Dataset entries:
= = = = =

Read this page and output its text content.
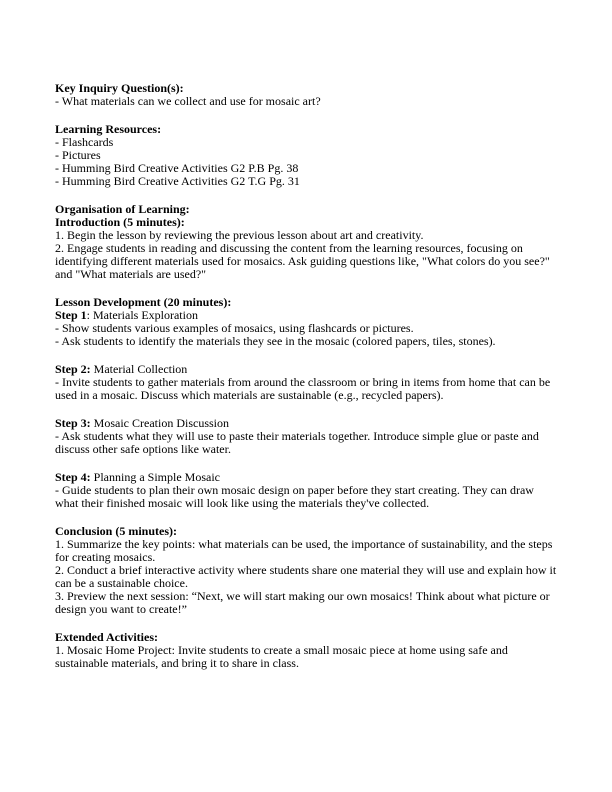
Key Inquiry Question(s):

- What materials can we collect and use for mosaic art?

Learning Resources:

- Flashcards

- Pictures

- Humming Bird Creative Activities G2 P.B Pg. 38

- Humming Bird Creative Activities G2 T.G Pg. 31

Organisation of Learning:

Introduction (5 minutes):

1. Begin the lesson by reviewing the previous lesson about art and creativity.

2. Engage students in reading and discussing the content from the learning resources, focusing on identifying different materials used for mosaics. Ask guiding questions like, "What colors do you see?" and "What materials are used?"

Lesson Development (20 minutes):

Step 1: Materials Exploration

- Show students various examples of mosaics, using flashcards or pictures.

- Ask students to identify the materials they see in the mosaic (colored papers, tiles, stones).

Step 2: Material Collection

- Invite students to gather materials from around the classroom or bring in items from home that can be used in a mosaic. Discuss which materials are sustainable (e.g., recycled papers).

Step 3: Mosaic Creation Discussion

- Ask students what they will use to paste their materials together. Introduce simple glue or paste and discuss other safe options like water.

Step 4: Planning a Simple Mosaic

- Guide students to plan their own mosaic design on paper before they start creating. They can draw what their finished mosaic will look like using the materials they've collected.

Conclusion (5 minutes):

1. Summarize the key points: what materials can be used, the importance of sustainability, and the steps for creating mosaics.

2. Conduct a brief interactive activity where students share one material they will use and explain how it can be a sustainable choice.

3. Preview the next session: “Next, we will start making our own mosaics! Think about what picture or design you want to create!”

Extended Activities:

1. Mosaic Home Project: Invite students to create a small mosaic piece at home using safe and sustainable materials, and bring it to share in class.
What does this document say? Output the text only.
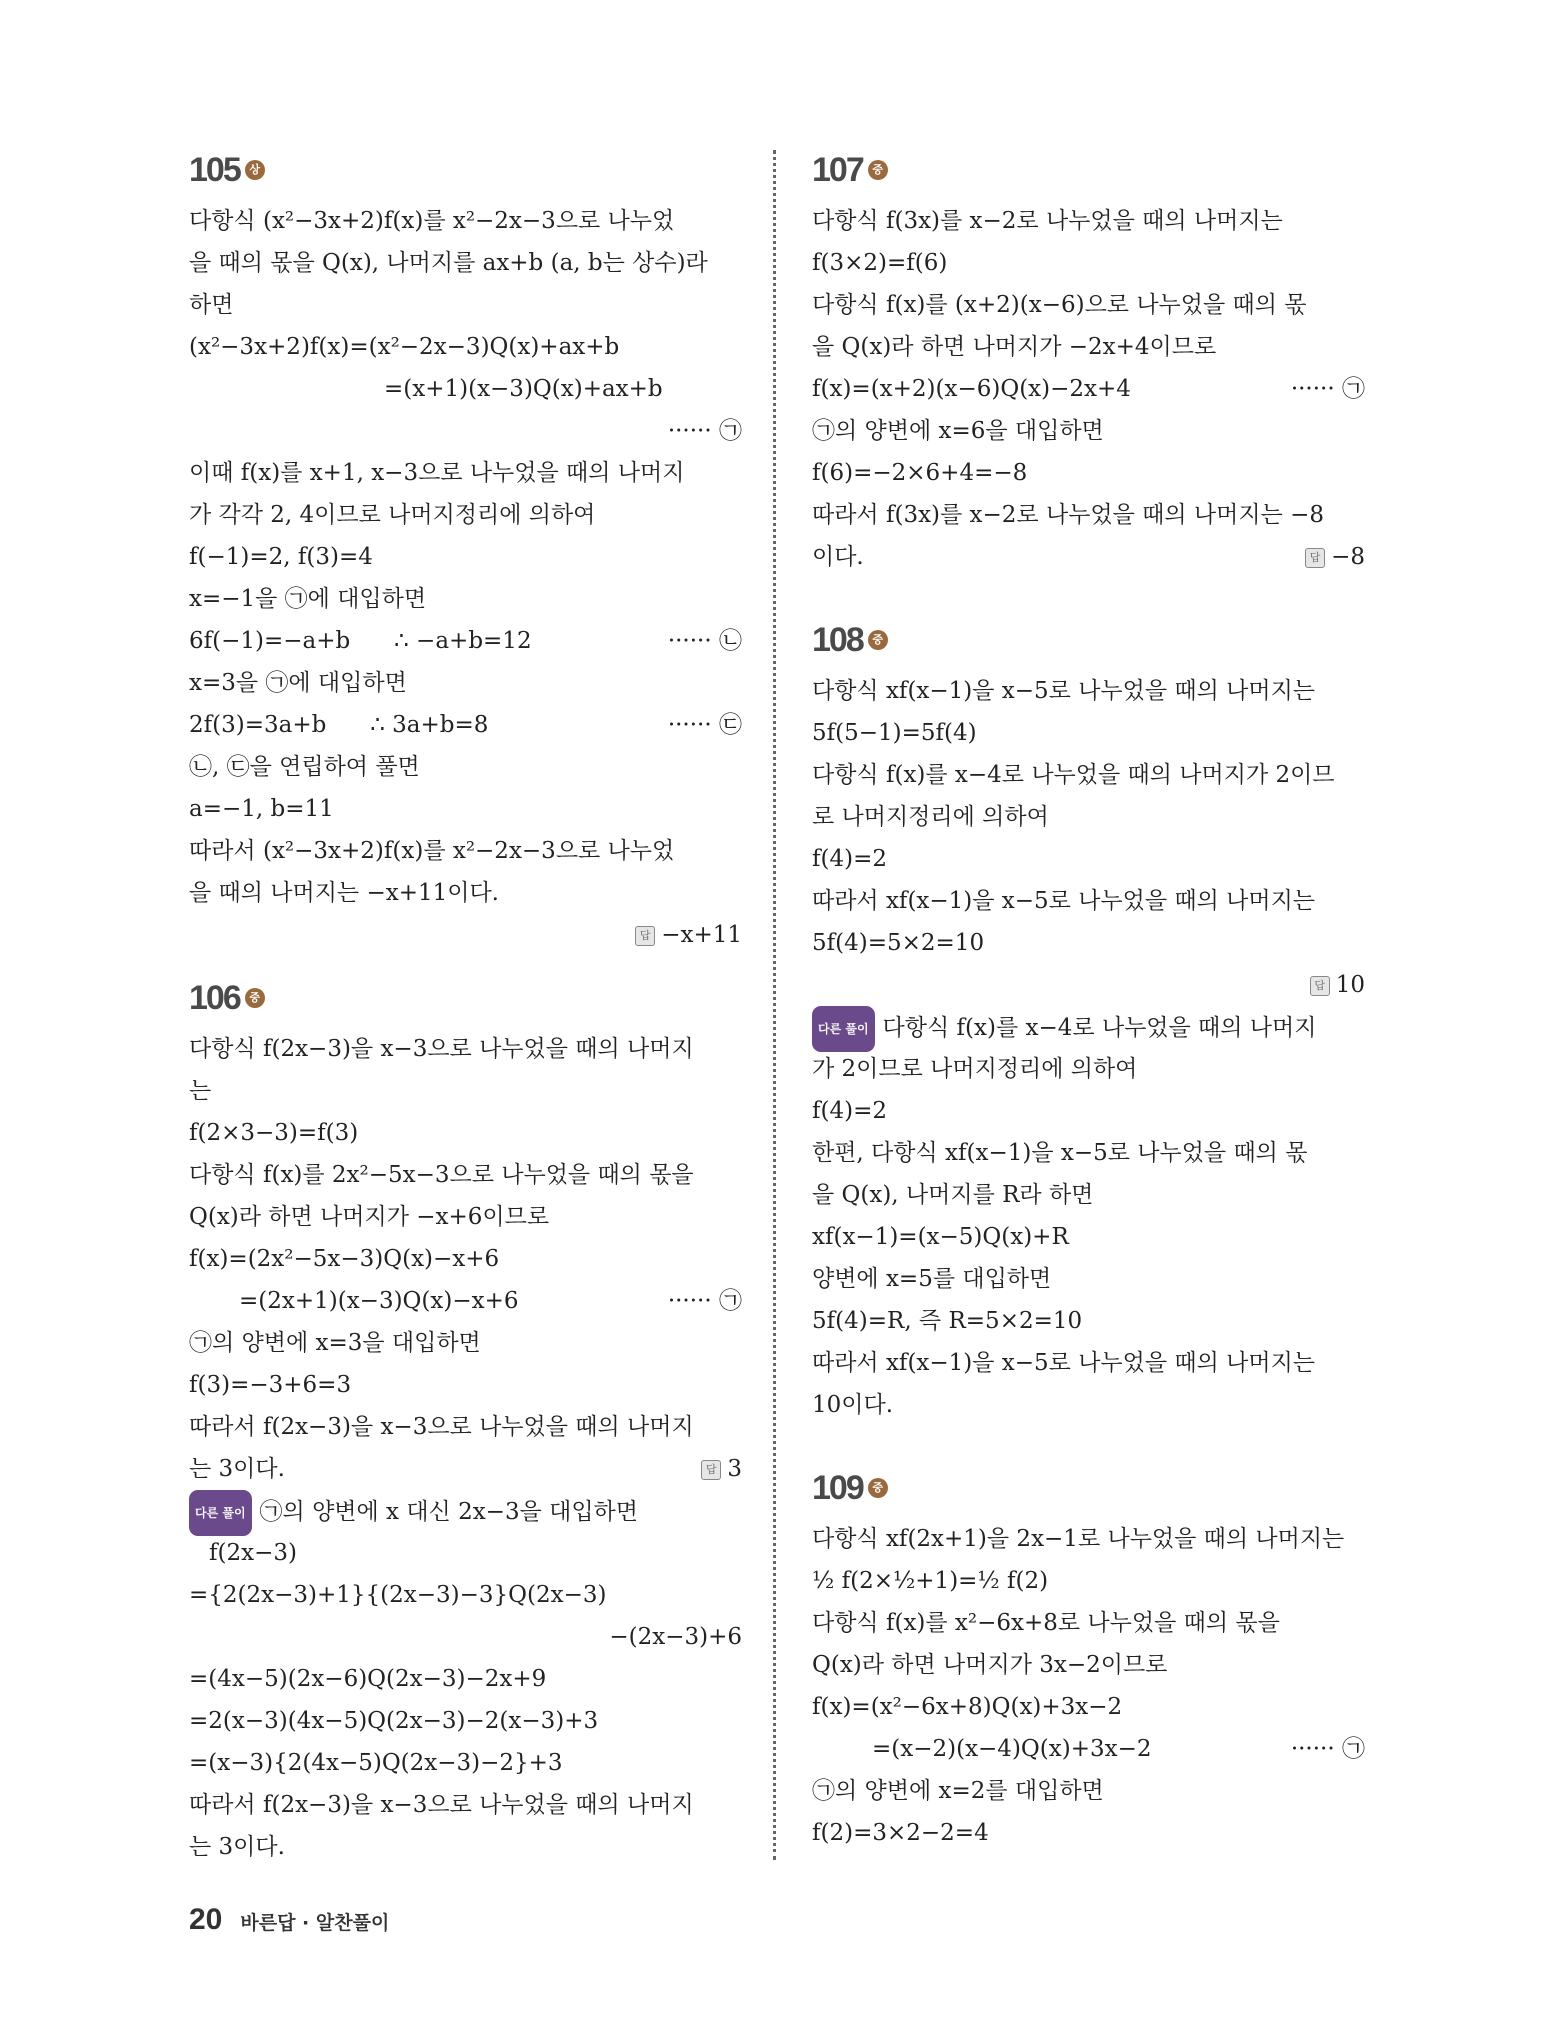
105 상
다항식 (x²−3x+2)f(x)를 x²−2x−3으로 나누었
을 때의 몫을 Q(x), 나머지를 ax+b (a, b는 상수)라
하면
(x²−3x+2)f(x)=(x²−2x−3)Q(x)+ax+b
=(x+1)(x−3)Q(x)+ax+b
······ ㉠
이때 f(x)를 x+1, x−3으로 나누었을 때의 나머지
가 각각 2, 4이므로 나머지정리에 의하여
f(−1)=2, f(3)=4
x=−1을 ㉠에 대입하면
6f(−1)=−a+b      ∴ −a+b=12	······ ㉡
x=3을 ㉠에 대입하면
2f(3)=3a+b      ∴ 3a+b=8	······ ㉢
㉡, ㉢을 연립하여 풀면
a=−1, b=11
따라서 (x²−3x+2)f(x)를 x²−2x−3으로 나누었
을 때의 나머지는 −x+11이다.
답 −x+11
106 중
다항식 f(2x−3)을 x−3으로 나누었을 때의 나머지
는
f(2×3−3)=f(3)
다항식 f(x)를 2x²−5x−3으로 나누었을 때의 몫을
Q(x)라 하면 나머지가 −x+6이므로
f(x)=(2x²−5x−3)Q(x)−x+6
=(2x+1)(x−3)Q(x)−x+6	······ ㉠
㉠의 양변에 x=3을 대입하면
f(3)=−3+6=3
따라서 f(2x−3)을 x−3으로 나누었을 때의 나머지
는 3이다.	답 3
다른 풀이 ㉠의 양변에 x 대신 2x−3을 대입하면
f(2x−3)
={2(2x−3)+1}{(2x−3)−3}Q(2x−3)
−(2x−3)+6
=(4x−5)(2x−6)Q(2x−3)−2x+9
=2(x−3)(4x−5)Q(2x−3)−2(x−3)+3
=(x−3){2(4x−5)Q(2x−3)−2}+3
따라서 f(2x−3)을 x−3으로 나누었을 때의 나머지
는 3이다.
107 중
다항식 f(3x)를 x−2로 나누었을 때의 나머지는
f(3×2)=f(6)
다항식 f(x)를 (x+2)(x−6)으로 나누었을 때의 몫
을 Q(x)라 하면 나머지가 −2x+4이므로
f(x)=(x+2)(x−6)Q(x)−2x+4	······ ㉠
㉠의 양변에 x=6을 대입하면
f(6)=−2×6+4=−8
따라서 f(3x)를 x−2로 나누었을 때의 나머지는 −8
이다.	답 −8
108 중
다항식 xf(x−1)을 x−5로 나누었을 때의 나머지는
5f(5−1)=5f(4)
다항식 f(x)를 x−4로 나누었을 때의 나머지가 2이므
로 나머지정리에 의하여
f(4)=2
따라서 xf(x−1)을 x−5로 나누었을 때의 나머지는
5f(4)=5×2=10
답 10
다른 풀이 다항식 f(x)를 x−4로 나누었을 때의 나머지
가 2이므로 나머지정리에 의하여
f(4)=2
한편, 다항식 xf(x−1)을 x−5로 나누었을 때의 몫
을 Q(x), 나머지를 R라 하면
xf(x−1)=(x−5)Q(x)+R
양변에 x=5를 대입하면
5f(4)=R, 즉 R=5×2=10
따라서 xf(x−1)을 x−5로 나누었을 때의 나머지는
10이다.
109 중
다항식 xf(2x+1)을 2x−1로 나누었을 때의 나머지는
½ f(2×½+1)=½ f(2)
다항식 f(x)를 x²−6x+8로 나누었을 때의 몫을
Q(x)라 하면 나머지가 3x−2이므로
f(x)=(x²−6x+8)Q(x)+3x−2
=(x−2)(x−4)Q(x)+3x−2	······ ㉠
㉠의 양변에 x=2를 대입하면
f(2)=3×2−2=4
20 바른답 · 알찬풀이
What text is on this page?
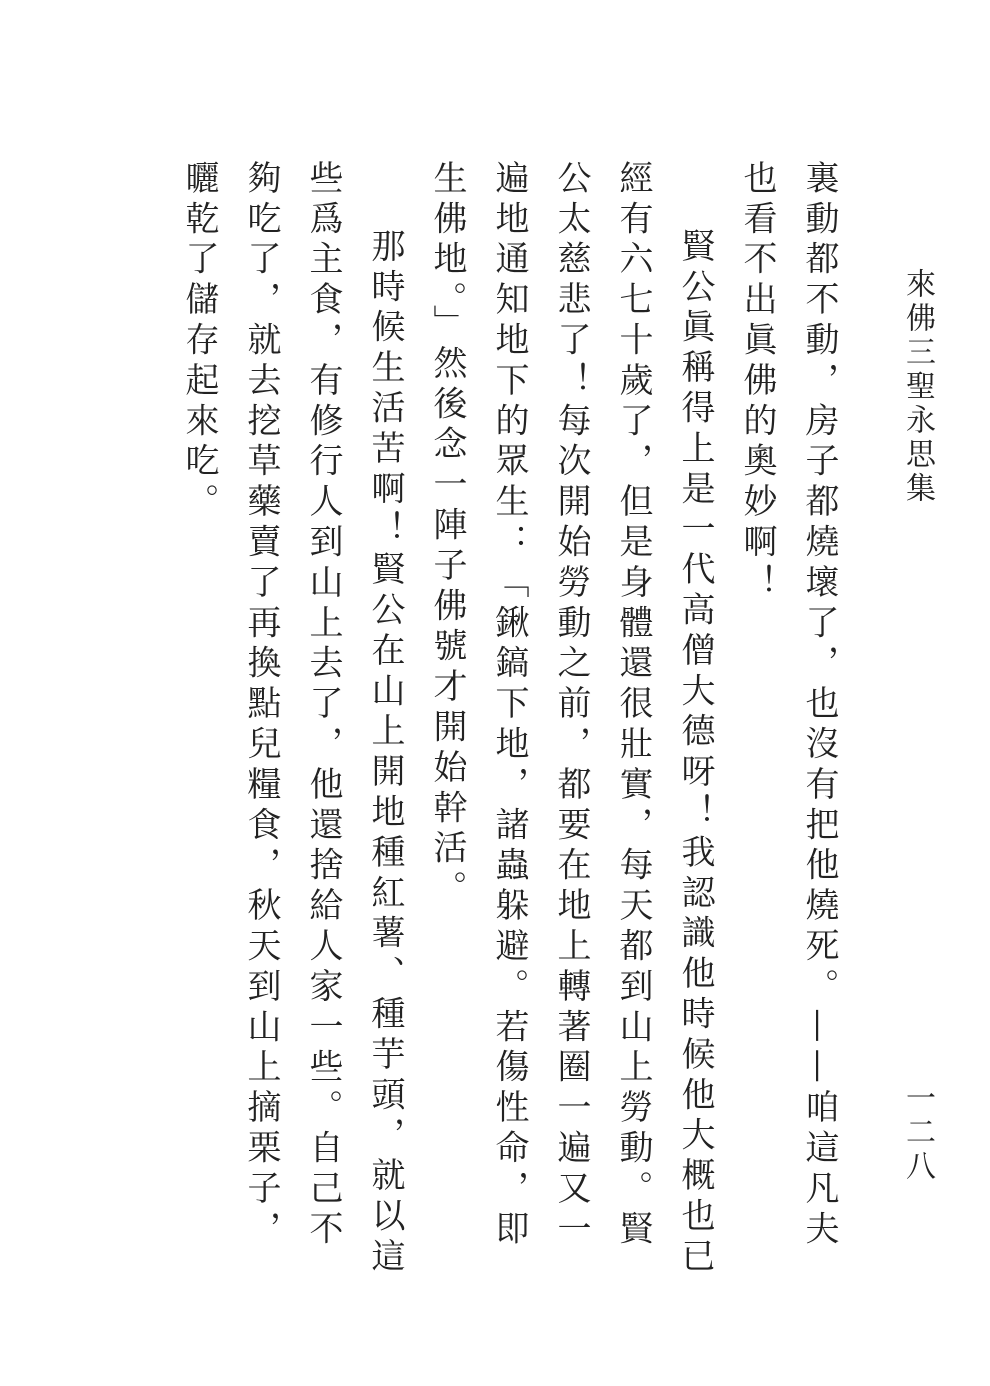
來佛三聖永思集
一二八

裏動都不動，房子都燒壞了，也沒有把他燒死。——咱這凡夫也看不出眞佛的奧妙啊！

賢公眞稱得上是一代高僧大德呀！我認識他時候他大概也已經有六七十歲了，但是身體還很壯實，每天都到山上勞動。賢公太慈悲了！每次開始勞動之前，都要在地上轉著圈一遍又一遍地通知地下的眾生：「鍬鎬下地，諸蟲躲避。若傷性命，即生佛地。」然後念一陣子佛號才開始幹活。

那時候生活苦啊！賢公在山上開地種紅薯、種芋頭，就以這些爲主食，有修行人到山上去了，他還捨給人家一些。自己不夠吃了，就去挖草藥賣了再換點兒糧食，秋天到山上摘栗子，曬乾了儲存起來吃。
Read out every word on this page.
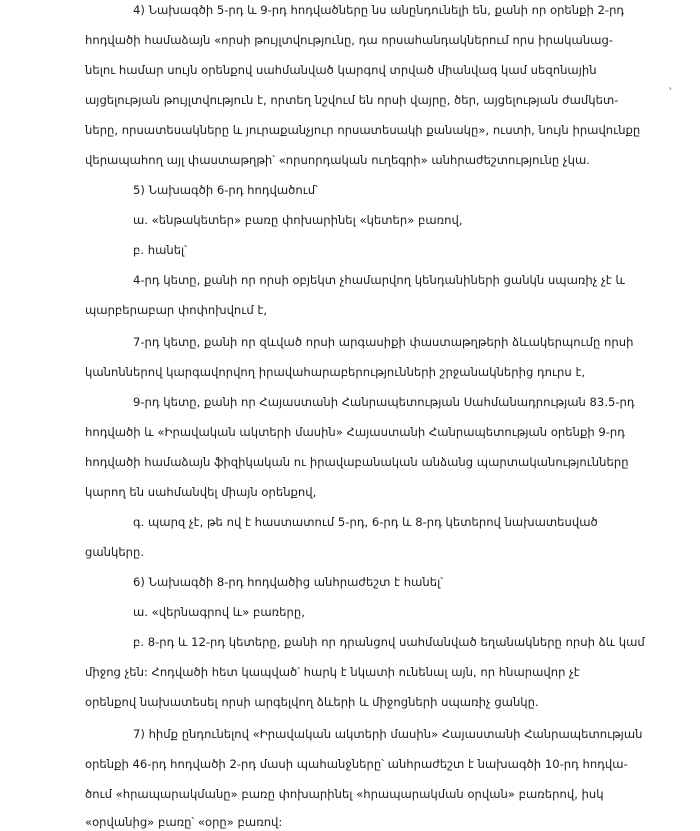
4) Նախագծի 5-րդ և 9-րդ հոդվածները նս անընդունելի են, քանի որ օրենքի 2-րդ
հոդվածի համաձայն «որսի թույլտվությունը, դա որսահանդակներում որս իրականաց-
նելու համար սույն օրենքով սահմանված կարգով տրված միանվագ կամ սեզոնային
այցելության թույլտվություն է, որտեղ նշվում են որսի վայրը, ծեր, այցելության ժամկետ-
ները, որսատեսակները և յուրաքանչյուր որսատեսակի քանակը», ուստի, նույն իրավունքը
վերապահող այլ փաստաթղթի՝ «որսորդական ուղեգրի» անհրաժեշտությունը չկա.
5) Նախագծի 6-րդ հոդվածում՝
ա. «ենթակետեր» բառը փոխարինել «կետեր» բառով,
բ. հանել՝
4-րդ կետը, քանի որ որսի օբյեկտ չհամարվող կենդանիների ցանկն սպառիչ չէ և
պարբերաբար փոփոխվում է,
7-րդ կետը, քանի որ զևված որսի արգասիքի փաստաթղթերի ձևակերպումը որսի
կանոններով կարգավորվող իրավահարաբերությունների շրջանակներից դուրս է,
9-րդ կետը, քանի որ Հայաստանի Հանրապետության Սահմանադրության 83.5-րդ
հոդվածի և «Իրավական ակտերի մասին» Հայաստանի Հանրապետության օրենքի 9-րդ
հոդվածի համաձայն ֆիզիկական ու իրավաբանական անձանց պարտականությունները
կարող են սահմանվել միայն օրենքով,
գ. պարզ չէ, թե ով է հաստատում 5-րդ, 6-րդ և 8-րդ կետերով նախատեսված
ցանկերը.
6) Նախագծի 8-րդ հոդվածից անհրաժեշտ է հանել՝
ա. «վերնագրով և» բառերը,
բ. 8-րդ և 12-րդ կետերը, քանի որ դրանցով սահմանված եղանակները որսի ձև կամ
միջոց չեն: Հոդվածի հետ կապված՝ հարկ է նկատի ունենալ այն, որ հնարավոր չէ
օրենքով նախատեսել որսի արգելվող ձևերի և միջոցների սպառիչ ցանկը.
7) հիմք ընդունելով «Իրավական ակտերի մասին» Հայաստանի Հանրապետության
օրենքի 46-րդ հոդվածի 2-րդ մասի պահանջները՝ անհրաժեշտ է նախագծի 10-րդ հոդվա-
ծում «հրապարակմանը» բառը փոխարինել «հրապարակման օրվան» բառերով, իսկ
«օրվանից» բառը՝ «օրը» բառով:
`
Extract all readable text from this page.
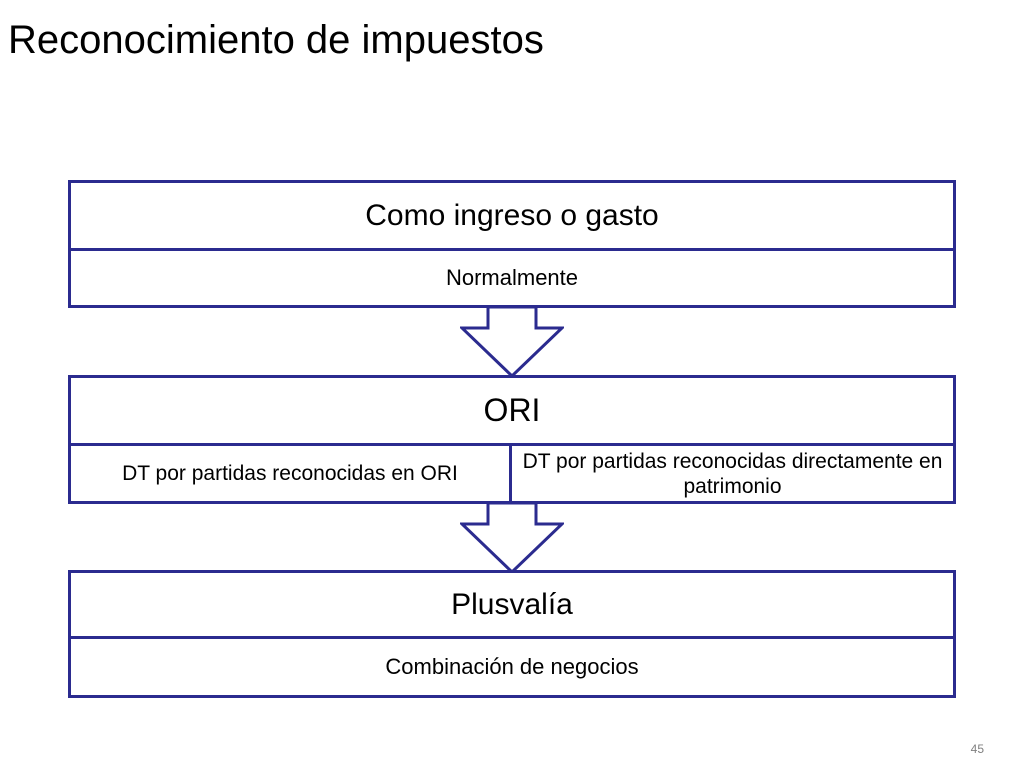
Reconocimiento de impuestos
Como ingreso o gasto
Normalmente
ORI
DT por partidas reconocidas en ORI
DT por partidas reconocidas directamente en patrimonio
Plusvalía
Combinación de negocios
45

= = = = =

Task details:
Make a list of all lines in the data that contain "Հանրապետության".

Response to the exercise:
9-րդ կետը, քանի որ Հայաստանի Հանրապետության Սահմանադրության 83.5-րդ
հոդվածի և «Իրավական ակտերի մասին» Հայաստանի Հանրապետության օրենքի 9-րդ
7) հիմք ընդունելով «Իրավական ակտերի մասին» Հայաստանի Հանրապետության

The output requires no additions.